What is asked:
From the records below, pull each line that has "Exam".

Data section:
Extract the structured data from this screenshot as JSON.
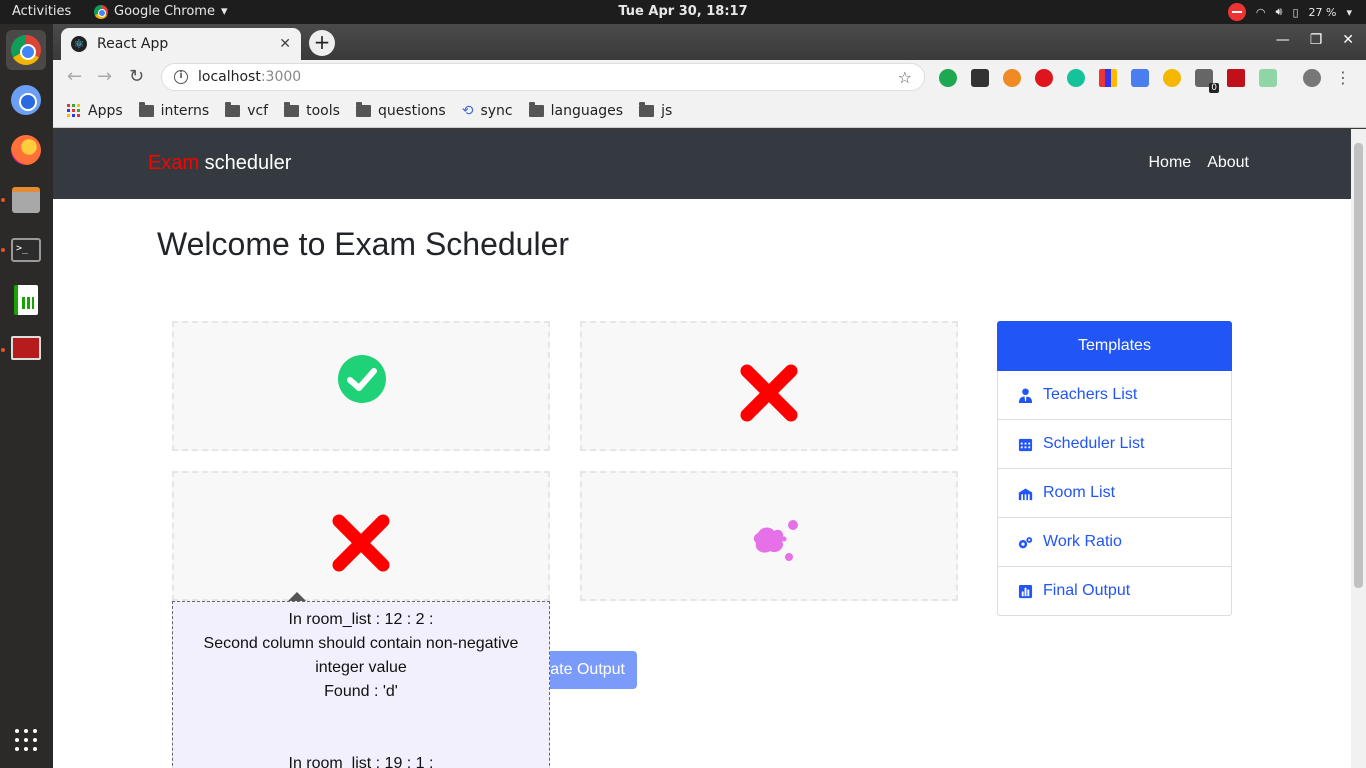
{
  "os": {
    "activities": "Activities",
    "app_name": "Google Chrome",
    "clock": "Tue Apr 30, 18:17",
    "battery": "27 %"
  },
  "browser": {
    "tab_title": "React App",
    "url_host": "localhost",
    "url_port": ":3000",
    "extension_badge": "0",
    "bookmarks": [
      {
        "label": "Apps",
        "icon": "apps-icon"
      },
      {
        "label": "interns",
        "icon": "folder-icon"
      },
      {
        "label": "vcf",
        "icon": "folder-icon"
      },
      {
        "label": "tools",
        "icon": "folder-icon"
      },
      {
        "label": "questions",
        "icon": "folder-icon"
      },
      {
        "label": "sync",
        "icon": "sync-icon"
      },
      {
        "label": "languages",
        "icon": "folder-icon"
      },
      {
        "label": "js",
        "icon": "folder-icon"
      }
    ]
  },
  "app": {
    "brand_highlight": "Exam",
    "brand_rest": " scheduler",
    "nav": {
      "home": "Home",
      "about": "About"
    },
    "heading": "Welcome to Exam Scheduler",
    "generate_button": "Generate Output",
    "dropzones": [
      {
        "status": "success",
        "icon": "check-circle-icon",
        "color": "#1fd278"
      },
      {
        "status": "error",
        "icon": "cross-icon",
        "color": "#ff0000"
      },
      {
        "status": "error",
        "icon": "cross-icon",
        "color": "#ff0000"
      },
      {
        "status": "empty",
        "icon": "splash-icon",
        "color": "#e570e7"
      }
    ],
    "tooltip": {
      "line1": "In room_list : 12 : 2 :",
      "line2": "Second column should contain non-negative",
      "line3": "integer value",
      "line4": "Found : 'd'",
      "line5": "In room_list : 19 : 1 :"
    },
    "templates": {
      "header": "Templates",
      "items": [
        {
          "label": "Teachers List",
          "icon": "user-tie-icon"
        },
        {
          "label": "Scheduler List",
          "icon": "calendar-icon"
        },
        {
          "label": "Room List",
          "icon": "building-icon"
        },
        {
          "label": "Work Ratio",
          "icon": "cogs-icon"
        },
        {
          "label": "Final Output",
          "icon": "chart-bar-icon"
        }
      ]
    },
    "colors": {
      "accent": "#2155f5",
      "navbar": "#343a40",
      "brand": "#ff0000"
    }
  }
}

---

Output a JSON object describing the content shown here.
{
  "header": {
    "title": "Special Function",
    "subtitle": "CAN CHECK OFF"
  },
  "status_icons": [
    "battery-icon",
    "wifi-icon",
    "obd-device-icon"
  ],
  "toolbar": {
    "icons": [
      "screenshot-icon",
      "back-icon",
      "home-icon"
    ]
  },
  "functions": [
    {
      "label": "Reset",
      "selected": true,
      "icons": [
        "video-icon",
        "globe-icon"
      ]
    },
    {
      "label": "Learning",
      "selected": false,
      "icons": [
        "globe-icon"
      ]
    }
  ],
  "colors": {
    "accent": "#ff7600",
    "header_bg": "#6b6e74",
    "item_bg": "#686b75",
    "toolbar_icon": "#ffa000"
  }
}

Answer to this exercise:
    "brand_highlight": "Exam",
    "heading": "Welcome to Exam Scheduler",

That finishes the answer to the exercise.